**WORK INSTRUCTIONS:**
Look through the data and write out every line with the word "aqsc" in it.

# START OF DATA PROVIDED

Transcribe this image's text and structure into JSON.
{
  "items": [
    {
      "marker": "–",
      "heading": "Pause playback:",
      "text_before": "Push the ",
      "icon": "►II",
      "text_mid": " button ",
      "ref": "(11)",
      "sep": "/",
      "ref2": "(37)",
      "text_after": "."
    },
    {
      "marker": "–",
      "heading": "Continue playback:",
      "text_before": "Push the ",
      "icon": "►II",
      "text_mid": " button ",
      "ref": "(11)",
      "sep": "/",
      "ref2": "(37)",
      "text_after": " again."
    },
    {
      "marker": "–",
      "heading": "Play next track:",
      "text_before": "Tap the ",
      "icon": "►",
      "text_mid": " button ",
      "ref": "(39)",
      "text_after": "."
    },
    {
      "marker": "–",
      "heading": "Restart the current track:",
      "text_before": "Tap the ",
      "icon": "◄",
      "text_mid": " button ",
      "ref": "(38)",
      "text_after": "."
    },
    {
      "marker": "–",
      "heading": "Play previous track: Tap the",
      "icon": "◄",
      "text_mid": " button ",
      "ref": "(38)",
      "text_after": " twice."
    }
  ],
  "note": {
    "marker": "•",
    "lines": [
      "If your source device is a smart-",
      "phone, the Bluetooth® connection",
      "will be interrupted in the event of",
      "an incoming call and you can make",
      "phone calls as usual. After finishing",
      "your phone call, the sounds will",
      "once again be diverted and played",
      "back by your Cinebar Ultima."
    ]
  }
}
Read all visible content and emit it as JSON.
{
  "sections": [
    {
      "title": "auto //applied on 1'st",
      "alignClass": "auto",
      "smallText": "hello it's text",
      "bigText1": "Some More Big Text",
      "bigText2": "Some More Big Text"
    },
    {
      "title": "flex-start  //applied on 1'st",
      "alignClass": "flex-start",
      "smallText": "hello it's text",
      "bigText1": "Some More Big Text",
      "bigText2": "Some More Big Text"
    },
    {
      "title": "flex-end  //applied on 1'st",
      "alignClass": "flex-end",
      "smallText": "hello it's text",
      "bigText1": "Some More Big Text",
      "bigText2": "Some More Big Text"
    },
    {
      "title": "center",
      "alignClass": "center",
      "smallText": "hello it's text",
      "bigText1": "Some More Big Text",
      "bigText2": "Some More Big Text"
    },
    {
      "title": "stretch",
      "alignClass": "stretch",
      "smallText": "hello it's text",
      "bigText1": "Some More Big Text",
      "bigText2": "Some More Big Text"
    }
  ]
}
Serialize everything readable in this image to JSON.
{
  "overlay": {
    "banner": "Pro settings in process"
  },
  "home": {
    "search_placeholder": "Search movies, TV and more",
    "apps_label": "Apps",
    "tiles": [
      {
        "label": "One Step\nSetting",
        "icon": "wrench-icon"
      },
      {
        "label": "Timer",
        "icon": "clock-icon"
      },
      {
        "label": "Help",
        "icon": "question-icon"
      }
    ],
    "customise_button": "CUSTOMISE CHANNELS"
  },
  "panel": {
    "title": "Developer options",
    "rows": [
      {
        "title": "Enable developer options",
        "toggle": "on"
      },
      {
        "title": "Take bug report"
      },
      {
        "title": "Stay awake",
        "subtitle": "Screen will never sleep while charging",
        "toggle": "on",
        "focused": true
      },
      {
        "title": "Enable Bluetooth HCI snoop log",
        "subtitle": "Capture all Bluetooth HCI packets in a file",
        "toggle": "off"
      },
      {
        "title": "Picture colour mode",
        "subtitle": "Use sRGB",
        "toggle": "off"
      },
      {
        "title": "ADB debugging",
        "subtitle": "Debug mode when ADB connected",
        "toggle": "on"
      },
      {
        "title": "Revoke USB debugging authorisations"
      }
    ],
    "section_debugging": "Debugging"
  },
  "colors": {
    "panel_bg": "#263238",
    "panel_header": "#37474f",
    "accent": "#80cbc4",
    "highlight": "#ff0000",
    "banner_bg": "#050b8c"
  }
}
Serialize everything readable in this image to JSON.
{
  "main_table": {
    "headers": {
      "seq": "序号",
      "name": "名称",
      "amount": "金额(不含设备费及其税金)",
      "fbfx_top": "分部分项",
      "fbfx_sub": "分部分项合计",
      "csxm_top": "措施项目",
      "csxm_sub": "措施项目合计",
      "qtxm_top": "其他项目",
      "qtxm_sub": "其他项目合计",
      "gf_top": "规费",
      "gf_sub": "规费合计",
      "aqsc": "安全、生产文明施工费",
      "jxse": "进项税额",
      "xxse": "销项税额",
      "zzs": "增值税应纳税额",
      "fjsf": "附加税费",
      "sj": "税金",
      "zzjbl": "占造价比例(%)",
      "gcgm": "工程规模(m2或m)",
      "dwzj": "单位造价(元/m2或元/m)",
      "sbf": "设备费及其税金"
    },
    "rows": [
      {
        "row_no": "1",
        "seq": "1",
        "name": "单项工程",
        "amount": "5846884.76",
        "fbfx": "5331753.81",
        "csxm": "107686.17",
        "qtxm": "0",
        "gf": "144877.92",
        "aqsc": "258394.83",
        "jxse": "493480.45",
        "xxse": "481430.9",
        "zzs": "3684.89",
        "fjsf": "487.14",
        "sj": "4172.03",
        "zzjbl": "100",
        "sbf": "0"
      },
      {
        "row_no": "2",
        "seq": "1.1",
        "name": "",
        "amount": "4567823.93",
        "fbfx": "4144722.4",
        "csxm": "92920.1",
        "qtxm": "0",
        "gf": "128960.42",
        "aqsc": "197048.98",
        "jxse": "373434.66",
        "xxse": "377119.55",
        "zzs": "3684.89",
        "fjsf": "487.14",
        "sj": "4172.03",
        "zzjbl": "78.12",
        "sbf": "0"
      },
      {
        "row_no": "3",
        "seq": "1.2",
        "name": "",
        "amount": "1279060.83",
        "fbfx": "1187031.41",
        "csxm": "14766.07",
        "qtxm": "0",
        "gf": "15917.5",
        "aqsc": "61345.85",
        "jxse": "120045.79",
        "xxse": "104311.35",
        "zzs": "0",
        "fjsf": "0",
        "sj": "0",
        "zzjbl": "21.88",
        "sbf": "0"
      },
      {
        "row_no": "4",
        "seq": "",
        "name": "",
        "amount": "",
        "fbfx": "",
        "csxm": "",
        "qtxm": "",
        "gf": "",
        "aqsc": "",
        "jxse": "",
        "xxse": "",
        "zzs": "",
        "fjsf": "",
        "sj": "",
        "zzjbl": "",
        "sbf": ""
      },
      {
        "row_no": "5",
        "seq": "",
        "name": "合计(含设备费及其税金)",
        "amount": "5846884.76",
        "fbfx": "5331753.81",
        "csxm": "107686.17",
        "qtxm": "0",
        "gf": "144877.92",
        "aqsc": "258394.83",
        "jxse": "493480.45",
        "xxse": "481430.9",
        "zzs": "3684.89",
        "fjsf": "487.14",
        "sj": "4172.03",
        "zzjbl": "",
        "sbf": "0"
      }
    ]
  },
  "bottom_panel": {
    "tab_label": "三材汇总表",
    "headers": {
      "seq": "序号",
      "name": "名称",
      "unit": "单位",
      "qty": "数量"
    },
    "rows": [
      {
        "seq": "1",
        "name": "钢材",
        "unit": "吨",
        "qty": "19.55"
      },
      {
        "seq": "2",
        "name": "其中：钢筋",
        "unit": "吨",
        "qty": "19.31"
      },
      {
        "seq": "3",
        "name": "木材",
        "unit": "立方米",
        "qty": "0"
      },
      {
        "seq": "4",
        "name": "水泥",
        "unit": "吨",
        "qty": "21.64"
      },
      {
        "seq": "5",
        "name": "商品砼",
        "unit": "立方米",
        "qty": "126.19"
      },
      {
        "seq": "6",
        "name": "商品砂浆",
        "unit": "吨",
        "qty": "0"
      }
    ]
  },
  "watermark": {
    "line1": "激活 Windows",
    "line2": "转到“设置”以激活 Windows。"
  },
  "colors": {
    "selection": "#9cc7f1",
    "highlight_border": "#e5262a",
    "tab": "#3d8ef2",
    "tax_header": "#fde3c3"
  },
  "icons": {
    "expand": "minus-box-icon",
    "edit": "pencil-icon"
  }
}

# END OF DATA PROVIDED

**TASK OUTPUT:**
      "aqsc": "安全、生产文明施工费",
        "aqsc": "258394.83",
        "aqsc": "197048.98",
        "aqsc": "61345.85",
        "aqsc": "",
        "aqsc": "258394.83",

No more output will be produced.